What is required: Can you restate the records below word for word?

============================================================

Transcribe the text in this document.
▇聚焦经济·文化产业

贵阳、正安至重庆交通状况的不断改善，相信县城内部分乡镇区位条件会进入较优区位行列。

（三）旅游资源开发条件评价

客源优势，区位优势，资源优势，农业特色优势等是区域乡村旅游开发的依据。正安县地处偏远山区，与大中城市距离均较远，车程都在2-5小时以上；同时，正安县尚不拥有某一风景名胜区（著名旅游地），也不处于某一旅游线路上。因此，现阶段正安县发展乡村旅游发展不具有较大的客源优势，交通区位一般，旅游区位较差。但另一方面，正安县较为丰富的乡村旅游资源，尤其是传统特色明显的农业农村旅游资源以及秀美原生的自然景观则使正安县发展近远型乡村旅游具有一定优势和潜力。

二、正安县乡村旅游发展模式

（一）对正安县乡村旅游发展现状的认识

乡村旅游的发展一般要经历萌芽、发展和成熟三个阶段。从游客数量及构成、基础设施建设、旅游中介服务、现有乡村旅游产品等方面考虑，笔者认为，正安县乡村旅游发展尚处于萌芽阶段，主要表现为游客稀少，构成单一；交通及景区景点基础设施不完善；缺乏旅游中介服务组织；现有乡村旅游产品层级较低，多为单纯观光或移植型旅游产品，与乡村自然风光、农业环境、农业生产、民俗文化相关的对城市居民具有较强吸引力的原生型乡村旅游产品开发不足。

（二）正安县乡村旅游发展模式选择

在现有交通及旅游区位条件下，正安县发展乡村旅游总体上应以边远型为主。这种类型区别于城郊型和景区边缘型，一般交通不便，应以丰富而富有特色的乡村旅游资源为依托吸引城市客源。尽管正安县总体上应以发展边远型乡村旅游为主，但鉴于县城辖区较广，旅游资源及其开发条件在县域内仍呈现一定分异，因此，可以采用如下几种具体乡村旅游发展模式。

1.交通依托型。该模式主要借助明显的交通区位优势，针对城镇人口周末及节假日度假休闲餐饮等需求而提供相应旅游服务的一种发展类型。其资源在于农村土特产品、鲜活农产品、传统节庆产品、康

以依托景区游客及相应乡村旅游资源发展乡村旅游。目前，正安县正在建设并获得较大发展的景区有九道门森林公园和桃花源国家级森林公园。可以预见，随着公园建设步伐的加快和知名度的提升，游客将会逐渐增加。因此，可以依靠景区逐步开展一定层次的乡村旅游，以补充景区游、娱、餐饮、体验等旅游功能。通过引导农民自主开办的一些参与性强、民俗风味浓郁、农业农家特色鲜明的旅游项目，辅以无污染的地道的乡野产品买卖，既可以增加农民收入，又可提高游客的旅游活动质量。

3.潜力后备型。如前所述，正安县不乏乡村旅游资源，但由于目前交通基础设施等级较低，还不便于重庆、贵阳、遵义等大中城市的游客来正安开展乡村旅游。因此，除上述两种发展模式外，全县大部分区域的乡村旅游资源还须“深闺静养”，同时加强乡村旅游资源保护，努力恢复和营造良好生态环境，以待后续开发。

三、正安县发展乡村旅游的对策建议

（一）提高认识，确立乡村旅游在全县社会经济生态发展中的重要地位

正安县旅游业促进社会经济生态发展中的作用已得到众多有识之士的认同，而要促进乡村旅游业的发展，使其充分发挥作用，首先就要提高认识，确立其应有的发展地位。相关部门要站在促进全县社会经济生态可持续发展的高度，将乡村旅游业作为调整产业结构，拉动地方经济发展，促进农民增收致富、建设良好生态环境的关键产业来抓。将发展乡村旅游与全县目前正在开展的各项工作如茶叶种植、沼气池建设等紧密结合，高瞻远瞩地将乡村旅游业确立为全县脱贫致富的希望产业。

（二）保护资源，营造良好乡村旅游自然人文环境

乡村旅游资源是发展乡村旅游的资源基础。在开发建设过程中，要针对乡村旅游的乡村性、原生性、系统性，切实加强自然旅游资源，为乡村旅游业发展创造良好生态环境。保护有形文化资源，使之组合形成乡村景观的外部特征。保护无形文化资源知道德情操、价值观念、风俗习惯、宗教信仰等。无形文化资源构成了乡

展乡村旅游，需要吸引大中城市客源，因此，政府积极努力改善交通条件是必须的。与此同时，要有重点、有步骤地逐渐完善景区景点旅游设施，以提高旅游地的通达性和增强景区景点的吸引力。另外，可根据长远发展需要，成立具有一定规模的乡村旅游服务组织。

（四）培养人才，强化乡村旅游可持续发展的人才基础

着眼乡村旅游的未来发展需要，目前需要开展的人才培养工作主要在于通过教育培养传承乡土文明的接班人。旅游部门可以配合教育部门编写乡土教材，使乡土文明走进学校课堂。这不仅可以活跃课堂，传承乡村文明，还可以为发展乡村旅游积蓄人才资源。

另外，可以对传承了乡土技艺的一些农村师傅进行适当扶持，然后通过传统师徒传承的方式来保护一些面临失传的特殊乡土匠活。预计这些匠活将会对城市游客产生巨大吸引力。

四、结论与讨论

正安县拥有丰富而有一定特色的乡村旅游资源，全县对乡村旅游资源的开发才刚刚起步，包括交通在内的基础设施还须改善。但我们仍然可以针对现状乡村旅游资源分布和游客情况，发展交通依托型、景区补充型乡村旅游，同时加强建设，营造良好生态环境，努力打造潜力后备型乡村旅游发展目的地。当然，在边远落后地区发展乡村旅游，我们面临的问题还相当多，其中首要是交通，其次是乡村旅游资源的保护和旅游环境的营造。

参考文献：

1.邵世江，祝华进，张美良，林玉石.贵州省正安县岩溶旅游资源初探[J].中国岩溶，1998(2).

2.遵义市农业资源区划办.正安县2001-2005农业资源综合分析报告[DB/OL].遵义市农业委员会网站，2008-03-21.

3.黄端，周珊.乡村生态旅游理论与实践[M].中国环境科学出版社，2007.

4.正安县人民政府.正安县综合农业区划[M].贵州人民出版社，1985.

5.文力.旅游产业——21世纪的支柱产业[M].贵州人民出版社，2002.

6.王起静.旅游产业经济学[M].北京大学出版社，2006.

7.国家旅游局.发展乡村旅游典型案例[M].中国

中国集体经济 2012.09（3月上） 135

============================================================

Answer for this exercise:
Transcribe the text in this document.
▇聚焦经济·文化产业

贵阳、正安至重庆交通状况的不断改善，相信县城内部分乡镇区位条件会进入较优区位行列。

（三）旅游资源开发条件评价

客源优势，区位优势，资源优势，农业特色优势等是区域乡村旅游开发的依据。正安县地处偏远山区，与大中城市距离均较远，车程都在2-5小时以上；同时，正安县尚不拥有某一风景名胜区（著名旅游地），也不处于某一旅游线路上。因此，现阶段正安县发展乡村旅游发展不具有较大的客源优势，交通区位一般，旅游区位较差。但另一方面，正安县较为丰富的乡村旅游资源，尤其是传统特色明显的农业农村旅游资源以及秀美原生的自然景观则使正安县发展近远型乡村旅游具有一定优势和潜力。

二、正安县乡村旅游发展模式

（一）对正安县乡村旅游发展现状的认识

乡村旅游的发展一般要经历萌芽、发展和成熟三个阶段。从游客数量及构成、基础设施建设、旅游中介服务、现有乡村旅游产品等方面考虑，笔者认为，正安县乡村旅游发展尚处于萌芽阶段，主要表现为游客稀少，构成单一；交通及景区景点基础设施不完善；缺乏旅游中介服务组织；现有乡村旅游产品层级较低，多为单纯观光或移植型旅游产品，与乡村自然风光、农业环境、农业生产、民俗文化相关的对城市居民具有较强吸引力的原生型乡村旅游产品开发不足。

（二）正安县乡村旅游发展模式选择

在现有交通及旅游区位条件下，正安县发展乡村旅游总体上应以边远型为主。这种类型区别于城郊型和景区边缘型，一般交通不便，应以丰富而富有特色的乡村旅游资源为依托吸引城市客源。尽管正安县总体上应以发展边远型乡村旅游为主，但鉴于县城辖区较广，旅游资源及其开发条件在县域内仍呈现一定分异，因此，可以采用如下几种具体乡村旅游发展模式。

1.交通依托型。该模式主要借助明显的交通区位优势，针对城镇人口周末及节假日度假休闲餐饮等需求而提供相应旅游服务的一种发展类型。其资源在于农村土特产品、鲜活农产品、传统节庆产品、康

以依托景区游客及相应乡村旅游资源发展乡村旅游。目前，正安县正在建设并获得较大发展的景区有九道门森林公园和桃花源国家级森林公园。可以预见，随着公园建设步伐的加快和知名度的提升，游客将会逐渐增加。因此，可以依靠景区逐步开展一定层次的乡村旅游，以补充景区游、娱、餐饮、体验等旅游功能。通过引导农民自主开办的一些参与性强、民俗风味浓郁、农业农家特色鲜明的旅游项目，辅以无污染的地道的乡野产品买卖，既可以增加农民收入，又可提高游客的旅游活动质量。

3.潜力后备型。如前所述，正安县不乏乡村旅游资源，但由于目前交通基础设施等级较低，还不便于重庆、贵阳、遵义等大中城市的游客来正安开展乡村旅游。因此，除上述两种发展模式外，全县大部分区域的乡村旅游资源还须“深闺静养”，同时加强乡村旅游资源保护，努力恢复和营造良好生态环境，以待后续开发。

三、正安县发展乡村旅游的对策建议

（一）提高认识，确立乡村旅游在全县社会经济生态发展中的重要地位

正安县旅游业促进社会经济生态发展中的作用已得到众多有识之士的认同，而要促进乡村旅游业的发展，使其充分发挥作用，首先就要提高认识，确立其应有的发展地位。相关部门要站在促进全县社会经济生态可持续发展的高度，将乡村旅游业作为调整产业结构，拉动地方经济发展，促进农民增收致富、建设良好生态环境的关键产业来抓。将发展乡村旅游与全县目前正在开展的各项工作如茶叶种植、沼气池建设等紧密结合，高瞻远瞩地将乡村旅游业确立为全县脱贫致富的希望产业。

（二）保护资源，营造良好乡村旅游自然人文环境

乡村旅游资源是发展乡村旅游的资源基础。在开发建设过程中，要针对乡村旅游的乡村性、原生性、系统性，切实加强自然旅游资源，为乡村旅游业发展创造良好生态环境。保护有形文化资源，使之组合形成乡村景观的外部特征。保护无形文化资源知道德情操、价值观念、风俗习惯、宗教信仰等。无形文化资源构成了乡

展乡村旅游，需要吸引大中城市客源，因此，政府积极努力改善交通条件是必须的。与此同时，要有重点、有步骤地逐渐完善景区景点旅游设施，以提高旅游地的通达性和增强景区景点的吸引力。另外，可根据长远发展需要，成立具有一定规模的乡村旅游服务组织。

（四）培养人才，强化乡村旅游可持续发展的人才基础

着眼乡村旅游的未来发展需要，目前需要开展的人才培养工作主要在于通过教育培养传承乡土文明的接班人。旅游部门可以配合教育部门编写乡土教材，使乡土文明走进学校课堂。这不仅可以活跃课堂，传承乡村文明，还可以为发展乡村旅游积蓄人才资源。

另外，可以对传承了乡土技艺的一些农村师傅进行适当扶持，然后通过传统师徒传承的方式来保护一些面临失传的特殊乡土匠活。预计这些匠活将会对城市游客产生巨大吸引力。

四、结论与讨论

正安县拥有丰富而有一定特色的乡村旅游资源，全县对乡村旅游资源的开发才刚刚起步，包括交通在内的基础设施还须改善。但我们仍然可以针对现状乡村旅游资源分布和游客情况，发展交通依托型、景区补充型乡村旅游，同时加强建设，营造良好生态环境，努力打造潜力后备型乡村旅游发展目的地。当然，在边远落后地区发展乡村旅游，我们面临的问题还相当多，其中首要是交通，其次是乡村旅游资源的保护和旅游环境的营造。

参考文献：

1.邵世江，祝华进，张美良，林玉石.贵州省正安县岩溶旅游资源初探[J].中国岩溶，1998(2).

2.遵义市农业资源区划办.正安县2001-2005农业资源综合分析报告[DB/OL].遵义市农业委员会网站，2008-03-21.

3.黄端，周珊.乡村生态旅游理论与实践[M].中国环境科学出版社，2007.

4.正安县人民政府.正安县综合农业区划[M].贵州人民出版社，1985.

5.文力.旅游产业——21世纪的支柱产业[M].贵州人民出版社，2002.

6.王起静.旅游产业经济学[M].北京大学出版社，2006.

7.国家旅游局.发展乡村旅游典型案例[M].中国

中国集体经济 2012.09（3月上） 135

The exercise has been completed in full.